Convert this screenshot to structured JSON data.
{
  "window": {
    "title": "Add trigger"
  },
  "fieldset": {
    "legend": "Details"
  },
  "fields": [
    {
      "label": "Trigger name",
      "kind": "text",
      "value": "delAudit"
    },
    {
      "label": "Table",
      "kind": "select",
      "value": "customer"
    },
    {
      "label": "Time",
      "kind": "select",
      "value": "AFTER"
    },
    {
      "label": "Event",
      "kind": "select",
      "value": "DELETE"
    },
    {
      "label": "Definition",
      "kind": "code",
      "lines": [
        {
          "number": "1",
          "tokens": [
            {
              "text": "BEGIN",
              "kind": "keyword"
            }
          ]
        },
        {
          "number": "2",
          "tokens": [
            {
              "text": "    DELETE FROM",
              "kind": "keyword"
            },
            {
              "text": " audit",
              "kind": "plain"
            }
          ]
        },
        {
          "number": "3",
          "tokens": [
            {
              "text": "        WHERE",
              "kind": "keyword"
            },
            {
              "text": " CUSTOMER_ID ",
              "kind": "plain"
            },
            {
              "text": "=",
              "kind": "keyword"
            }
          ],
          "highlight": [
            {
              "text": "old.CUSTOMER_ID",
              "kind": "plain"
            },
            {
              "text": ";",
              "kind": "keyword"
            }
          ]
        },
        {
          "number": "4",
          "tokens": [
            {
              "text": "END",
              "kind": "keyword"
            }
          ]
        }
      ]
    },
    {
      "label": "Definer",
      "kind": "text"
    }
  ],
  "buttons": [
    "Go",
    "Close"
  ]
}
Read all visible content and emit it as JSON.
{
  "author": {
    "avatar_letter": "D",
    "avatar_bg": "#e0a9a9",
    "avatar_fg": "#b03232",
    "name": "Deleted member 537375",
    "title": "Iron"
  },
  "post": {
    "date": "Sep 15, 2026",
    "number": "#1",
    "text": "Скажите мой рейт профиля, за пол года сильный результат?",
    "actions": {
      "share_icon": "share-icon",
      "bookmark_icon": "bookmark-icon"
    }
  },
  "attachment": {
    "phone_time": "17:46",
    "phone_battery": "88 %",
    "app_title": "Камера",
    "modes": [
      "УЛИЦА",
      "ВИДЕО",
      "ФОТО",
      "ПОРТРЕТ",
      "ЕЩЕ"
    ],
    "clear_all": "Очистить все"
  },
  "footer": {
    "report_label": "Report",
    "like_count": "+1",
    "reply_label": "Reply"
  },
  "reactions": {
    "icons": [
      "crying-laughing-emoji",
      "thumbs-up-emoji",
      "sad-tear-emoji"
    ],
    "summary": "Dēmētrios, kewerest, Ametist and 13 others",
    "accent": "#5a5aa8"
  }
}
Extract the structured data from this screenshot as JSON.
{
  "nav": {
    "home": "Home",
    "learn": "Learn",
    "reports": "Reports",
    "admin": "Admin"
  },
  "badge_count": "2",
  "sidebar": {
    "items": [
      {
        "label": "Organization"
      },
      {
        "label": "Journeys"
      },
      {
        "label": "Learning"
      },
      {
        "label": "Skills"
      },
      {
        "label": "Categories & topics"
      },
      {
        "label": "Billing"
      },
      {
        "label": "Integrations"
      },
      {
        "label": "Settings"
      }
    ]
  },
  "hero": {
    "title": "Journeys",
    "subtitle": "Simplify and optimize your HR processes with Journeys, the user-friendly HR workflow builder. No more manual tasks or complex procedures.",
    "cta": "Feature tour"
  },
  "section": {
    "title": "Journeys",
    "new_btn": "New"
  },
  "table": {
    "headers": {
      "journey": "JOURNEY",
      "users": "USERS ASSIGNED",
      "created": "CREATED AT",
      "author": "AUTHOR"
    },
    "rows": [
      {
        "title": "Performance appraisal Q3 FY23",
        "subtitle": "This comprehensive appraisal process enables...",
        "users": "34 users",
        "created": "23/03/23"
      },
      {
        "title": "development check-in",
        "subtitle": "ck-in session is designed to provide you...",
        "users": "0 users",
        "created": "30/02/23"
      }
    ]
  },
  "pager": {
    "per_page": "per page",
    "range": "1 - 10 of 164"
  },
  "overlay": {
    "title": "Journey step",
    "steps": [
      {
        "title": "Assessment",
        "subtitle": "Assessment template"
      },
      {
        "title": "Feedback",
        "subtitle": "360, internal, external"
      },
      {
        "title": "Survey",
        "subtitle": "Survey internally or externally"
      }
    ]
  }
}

* **Written request**:
Copy every line exactly. Leave nothing out.

* **Full output**:
Convert this screenshot to structured JSON data.
{
  "window": {
    "title": "Add trigger"
  },
  "fieldset": {
    "legend": "Details"
  },
  "fields": [
    {
      "label": "Trigger name",
      "kind": "text",
      "value": "delAudit"
    },
    {
      "label": "Table",
      "kind": "select",
      "value": "customer"
    },
    {
      "label": "Time",
      "kind": "select",
      "value": "AFTER"
    },
    {
      "label": "Event",
      "kind": "select",
      "value": "DELETE"
    },
    {
      "label": "Definition",
      "kind": "code",
      "lines": [
        {
          "number": "1",
          "tokens": [
            {
              "text": "BEGIN",
              "kind": "keyword"
            }
          ]
        },
        {
          "number": "2",
          "tokens": [
            {
              "text": "    DELETE FROM",
              "kind": "keyword"
            },
            {
              "text": " audit",
              "kind": "plain"
            }
          ]
        },
        {
          "number": "3",
          "tokens": [
            {
              "text": "        WHERE",
              "kind": "keyword"
            },
            {
              "text": " CUSTOMER_ID ",
              "kind": "plain"
            },
            {
              "text": "=",
              "kind": "keyword"
            }
          ],
          "highlight": [
            {
              "text": "old.CUSTOMER_ID",
              "kind": "plain"
            },
            {
              "text": ";",
              "kind": "keyword"
            }
          ]
        },
        {
          "number": "4",
          "tokens": [
            {
              "text": "END",
              "kind": "keyword"
            }
          ]
        }
      ]
    },
    {
      "label": "Definer",
      "kind": "text"
    }
  ],
  "buttons": [
    "Go",
    "Close"
  ]
}
Read all visible content and emit it as JSON.
{
  "author": {
    "avatar_letter": "D",
    "avatar_bg": "#e0a9a9",
    "avatar_fg": "#b03232",
    "name": "Deleted member 537375",
    "title": "Iron"
  },
  "post": {
    "date": "Sep 15, 2026",
    "number": "#1",
    "text": "Скажите мой рейт профиля, за пол года сильный результат?",
    "actions": {
      "share_icon": "share-icon",
      "bookmark_icon": "bookmark-icon"
    }
  },
  "attachment": {
    "phone_time": "17:46",
    "phone_battery": "88 %",
    "app_title": "Камера",
    "modes": [
      "УЛИЦА",
      "ВИДЕО",
      "ФОТО",
      "ПОРТРЕТ",
      "ЕЩЕ"
    ],
    "clear_all": "Очистить все"
  },
  "footer": {
    "report_label": "Report",
    "like_count": "+1",
    "reply_label": "Reply"
  },
  "reactions": {
    "icons": [
      "crying-laughing-emoji",
      "thumbs-up-emoji",
      "sad-tear-emoji"
    ],
    "summary": "Dēmētrios, kewerest, Ametist and 13 others",
    "accent": "#5a5aa8"
  }
}
Extract the structured data from this screenshot as JSON.
{
  "nav": {
    "home": "Home",
    "learn": "Learn",
    "reports": "Reports",
    "admin": "Admin"
  },
  "badge_count": "2",
  "sidebar": {
    "items": [
      {
        "label": "Organization"
      },
      {
        "label": "Journeys"
      },
      {
        "label": "Learning"
      },
      {
        "label": "Skills"
      },
      {
        "label": "Categories & topics"
      },
      {
        "label": "Billing"
      },
      {
        "label": "Integrations"
      },
      {
        "label": "Settings"
      }
    ]
  },
  "hero": {
    "title": "Journeys",
    "subtitle": "Simplify and optimize your HR processes with Journeys, the user-friendly HR workflow builder. No more manual tasks or complex procedures.",
    "cta": "Feature tour"
  },
  "section": {
    "title": "Journeys",
    "new_btn": "New"
  },
  "table": {
    "headers": {
      "journey": "JOURNEY",
      "users": "USERS ASSIGNED",
      "created": "CREATED AT",
      "author": "AUTHOR"
    },
    "rows": [
      {
        "title": "Performance appraisal Q3 FY23",
        "subtitle": "This comprehensive appraisal process enables...",
        "users": "34 users",
        "created": "23/03/23"
      },
      {
        "title": "development check-in",
        "subtitle": "ck-in session is designed to provide you...",
        "users": "0 users",
        "created": "30/02/23"
      }
    ]
  },
  "pager": {
    "per_page": "per page",
    "range": "1 - 10 of 164"
  },
  "overlay": {
    "title": "Journey step",
    "steps": [
      {
        "title": "Assessment",
        "subtitle": "Assessment template"
      },
      {
        "title": "Feedback",
        "subtitle": "360, internal, external"
      },
      {
        "title": "Survey",
        "subtitle": "Survey internally or externally"
      }
    ]
  }
}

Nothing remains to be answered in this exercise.